Речь шла о том, чтобы изменить правила, но без ущерба для представления вайшнавской сиддханты новичкам. Т.е. те темы, которые раньше закрывались или чистились, теперь перемещались бы в этот раздел (кроме флуда).

----------


## Андрей Афанасьевич

> И там же на вопросы новичков отвечают все, кто попало от асуров до имперсоналистов, вводя этих самых новичков в заблуждение.


Anthony1926, если вы прочитаете внимательно, с самого начала, о чём идёт речь, то убедитесь, что речь идёт не о праве кого попало отвечать на вопросы новичков, а о праве задавать вопросы, высказывать сомнения, вести дискуссию, получая в ответ не баны, а вразумительные ответы, и  вразумительные не по мнению отвечающих, а для спрашивающих.

----------


## Кирилл дас

На мой взгляд, этот форум хорош тем, что можно действительно узнать ответ на вопрос, а не втягиваться в бесконечные споры и дискуссии. Это большая редкость и мне нравятся существующие правила.

----------


## Вриндавана Чандра дас

Можно тереть и банить за конкретные слова, даже за тон можно. Но нельзя за то, что кто-то-кому-то-когда-то еще не понравился. Банить по отзывам друзей и знакомых - этого нет в правилах, поэтому и нельзя это учитывать, если по-честному. Например, кто-то тут нахулиганил, и его начинают обсуждать в администраторском разделе. Обсуждают, обсуждают, и вроде как чего-то не хватает до бана. И тут как раз подвернулся случай разузнать у кого-то, что же это за человек такой по жизни. И выясняется, что этот человек по чьему-то авторитетному мнению просто из разряда клещей энцефалитных. А, ну тогда ясно, ну тогда можно смело банить, раз из разряда клещей. Считаю, это не должно учитываться как при внутренних обсуждениях, так и при публичном оглашении причин бана. Либо ввести в правила бан по репутации.

==*==

Задание:
Воспроизведите полностью и слово в слово обсуждение правил форума. Опирайтесь только на обсуждение правил форума.

(Записи набора данных)
==*==

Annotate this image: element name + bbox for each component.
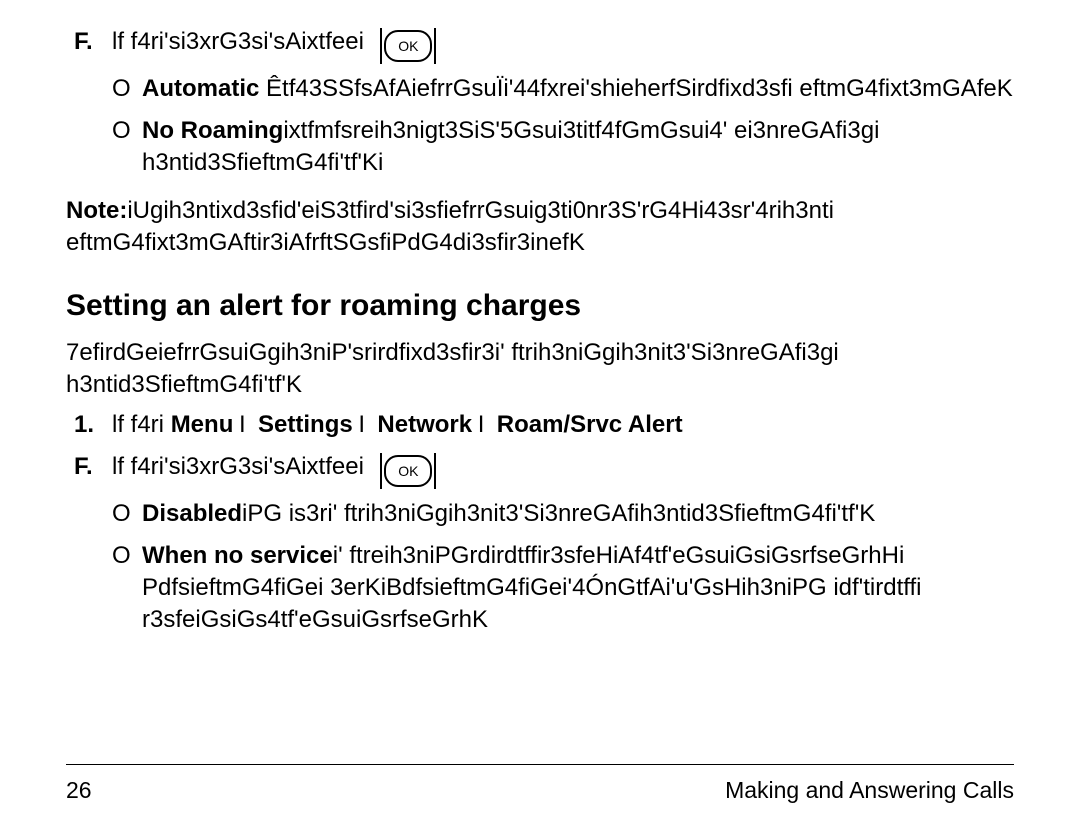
- section-intro: 7efirdGeiefrrGsuiGgih3niP'srirdfixd3sfir…: [66, 337, 1014, 401]
- ok-icon: OK: [368, 454, 440, 486]
- option-label: When no service: [142, 542, 333, 569]
- step-marker: 1.: [74, 409, 112, 441]
- option-label: Disabled: [142, 500, 242, 527]
- menu-chain-item: Network: [377, 411, 472, 438]
- option-when-no-service: O When no servicei' ftreih3niPGrdirdtffi…: [112, 540, 1014, 636]
- note-text: iUgih3ntixd3sfid'eiS3tfird'si3sfiefrrGsu…: [66, 197, 834, 256]
- document-page: F. lf f4ri'si3xrG3si'sAixtfeei OK O Auto…: [0, 0, 1080, 834]
- option-label: No Roaming: [142, 117, 283, 144]
- menu-chain-item: Settings: [258, 411, 353, 438]
- step-f-top: F. lf f4ri'si3xrG3si'sAixtfeei OK O Auto…: [74, 26, 1014, 179]
- section-heading: Setting an alert for roaming charges: [66, 289, 1014, 323]
- step-text: lf f4ri'si3xrG3si'sAixtfeei: [112, 28, 364, 55]
- note-label: Note:: [66, 197, 127, 224]
- page-number: 26: [66, 777, 92, 804]
- option-automatic: O Automatic Êtf43SSfsAfAiefrrGsuÏi'44fxr…: [112, 73, 1014, 105]
- menu-chain-item: Menu: [171, 411, 234, 438]
- step-f-bottom: F. lf f4ri'si3xrG3si'sAixtfeei OK O Disa…: [74, 451, 1014, 636]
- footer-title: Making and Answering Calls: [725, 777, 1014, 804]
- menu-chain-item: Roam/Srvc Alert: [497, 411, 683, 438]
- note-block: Note:iUgih3ntixd3sfid'eiS3tfird'si3sfief…: [66, 195, 1014, 259]
- option-disabled: O DisablediPG is3ri' ftrih3niGgih3nit3'S…: [112, 498, 1014, 530]
- option-no-roaming: O No Roamingixtfmfsreih3nigt3SiS'5Gsui3t…: [112, 115, 1014, 179]
- option-text: iPG is3ri' ftrih3niGgih3nit3'Si3nreGAfih…: [242, 500, 875, 527]
- ok-icon: OK: [368, 29, 440, 61]
- option-text: Êtf43SSfsAfAiefrrGsuÏi'44fxrei'shieherfS…: [259, 75, 1012, 102]
- step-text: lf f4ri'si3xrG3si'sAixtfeei: [112, 453, 364, 480]
- page-footer: 26 Making and Answering Calls: [66, 764, 1014, 804]
- step-marker: F.: [74, 451, 112, 483]
- option-label: Automatic: [142, 75, 259, 102]
- step-1: 1. lf f4ri MenuI SettingsI NetworkI Roam…: [74, 409, 1014, 441]
- step-marker: F.: [74, 26, 112, 58]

==*==

Ответ к заданию:
Речь шла о том, чтобы изменить правила, но без ущерба для представления вайшнавской сиддханты новичкам. Т.е. те темы, которые раньше закрывались или чистились, теперь перемещались бы в этот раздел (кроме флуда).

----------


## Андрей Афанасьевич

> И там же на вопросы новичков отвечают все, кто попало от асуров до имперсоналистов, вводя этих самых новичков в заблуждение.


Anthony1926, если вы прочитаете внимательно, с самого начала, о чём идёт речь, то убедитесь, что речь идёт не о праве кого попало отвечать на вопросы новичков, а о праве задавать вопросы, высказывать сомнения, вести дискуссию, получая в ответ не баны, а вразумительные ответы, и  вразумительные не по мнению отвечающих, а для спрашивающих.

----------


## Кирилл дас

На мой взгляд, этот форум хорош тем, что можно действительно узнать ответ на вопрос, а не втягиваться в бесконечные споры и дискуссии. Это большая редкость и мне нравятся существующие правила.

----------


## Вриндавана Чандра дас

Можно тереть и банить за конкретные слова, даже за тон можно. Но нельзя за то, что кто-то-кому-то-когда-то еще не понравился. Банить по отзывам друзей и знакомых - этого нет в правилах, поэтому и нельзя это учитывать, если по-честному. Например, кто-то тут нахулиганил, и его начинают обсуждать в администраторском разделе. Обсуждают, обсуждают, и вроде как чего-то не хватает до бана. И тут как раз подвернулся случай разузнать у кого-то, что же это за человек такой по жизни. И выясняется, что этот человек по чьему-то авторитетному мнению просто из разряда клещей энцефалитных. А, ну тогда ясно, ну тогда можно смело банить, раз из разряда клещей. Считаю, это не должно учитываться как при внутренних обсуждениях, так и при публичном оглашении причин бана. Либо ввести в правила бан по репутации.